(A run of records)
• • •

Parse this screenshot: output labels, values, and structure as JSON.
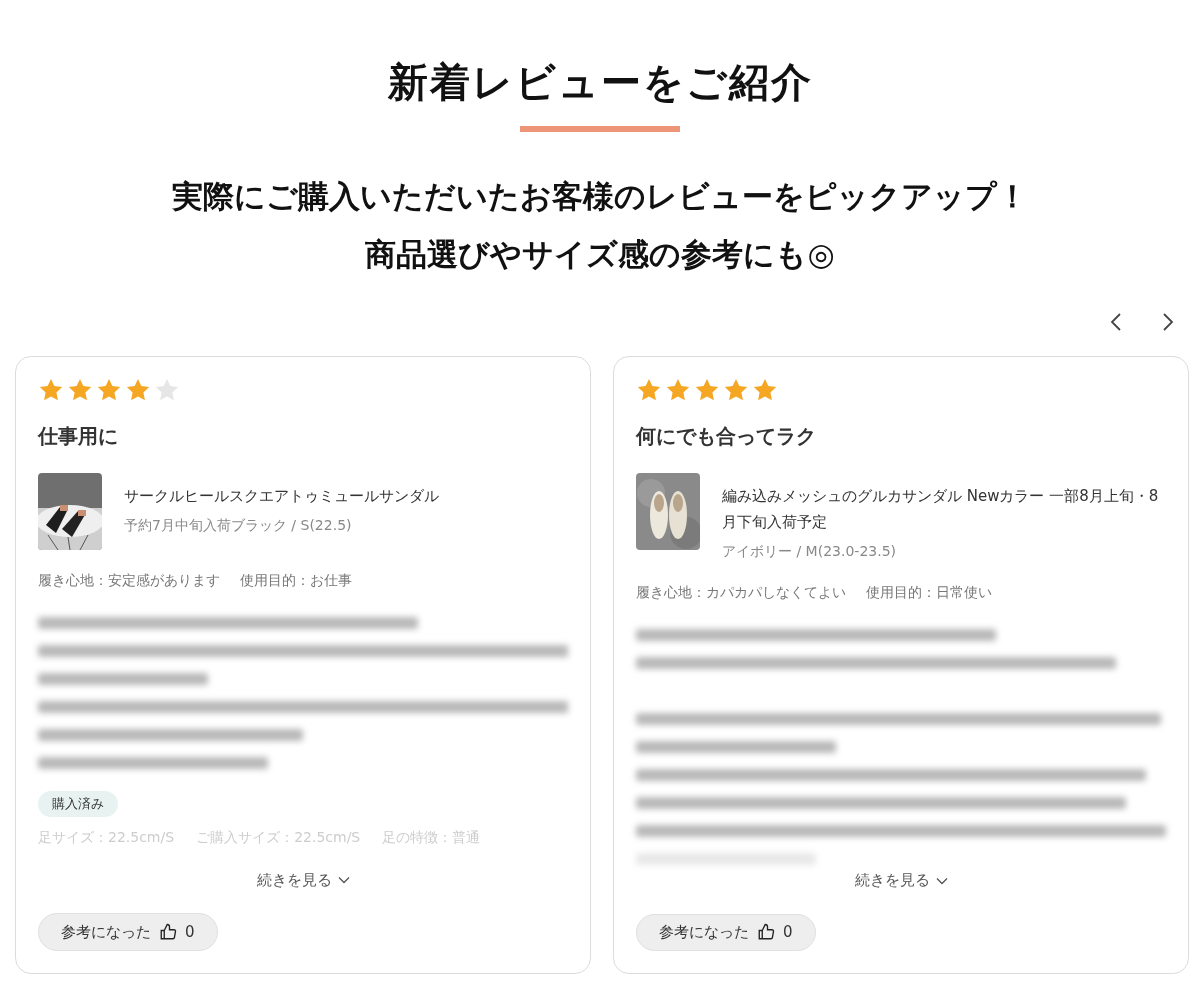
{
  "heading": "新着レビューをご紹介",
  "subtitle_lines": [
    "実際にご購入いただいたお客様のレビューをピックアップ！",
    "商品選びやサイズ感の参考にも◎"
  ],
  "reviews": [
    {
      "stars": 4,
      "title": "仕事用に",
      "product": {
        "name": "サークルヒールスクエアトゥミュールサンダル",
        "variant": "予約7月中旬入荷ブラック / S(22.5)"
      },
      "attributes": [
        "履き心地：安定感があります",
        "使用目的：お仕事"
      ],
      "badge": "購入済み",
      "foot_info": [
        "足サイズ：22.5cm/S",
        "ご購入サイズ：22.5cm/S",
        "足の特徴：普通"
      ],
      "more_label": "続きを見る",
      "helpful_label": "参考になった",
      "helpful_count": "0"
    },
    {
      "stars": 5,
      "title": "何にでも合ってラク",
      "product": {
        "name": "編み込みメッシュのグルカサンダル Newカラー 一部8月上旬・8月下旬入荷予定",
        "variant": "アイボリー / M(23.0-23.5)"
      },
      "attributes": [
        "履き心地：カパカパしなくてよい",
        "使用目的：日常使い"
      ],
      "more_label": "続きを見る",
      "helpful_label": "参考になった",
      "helpful_count": "0"
    }
  ]
}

• • •

STATED EXERCISE: Respond with the number of lines containing "name" and no additional words.

IN RESPONSE: 2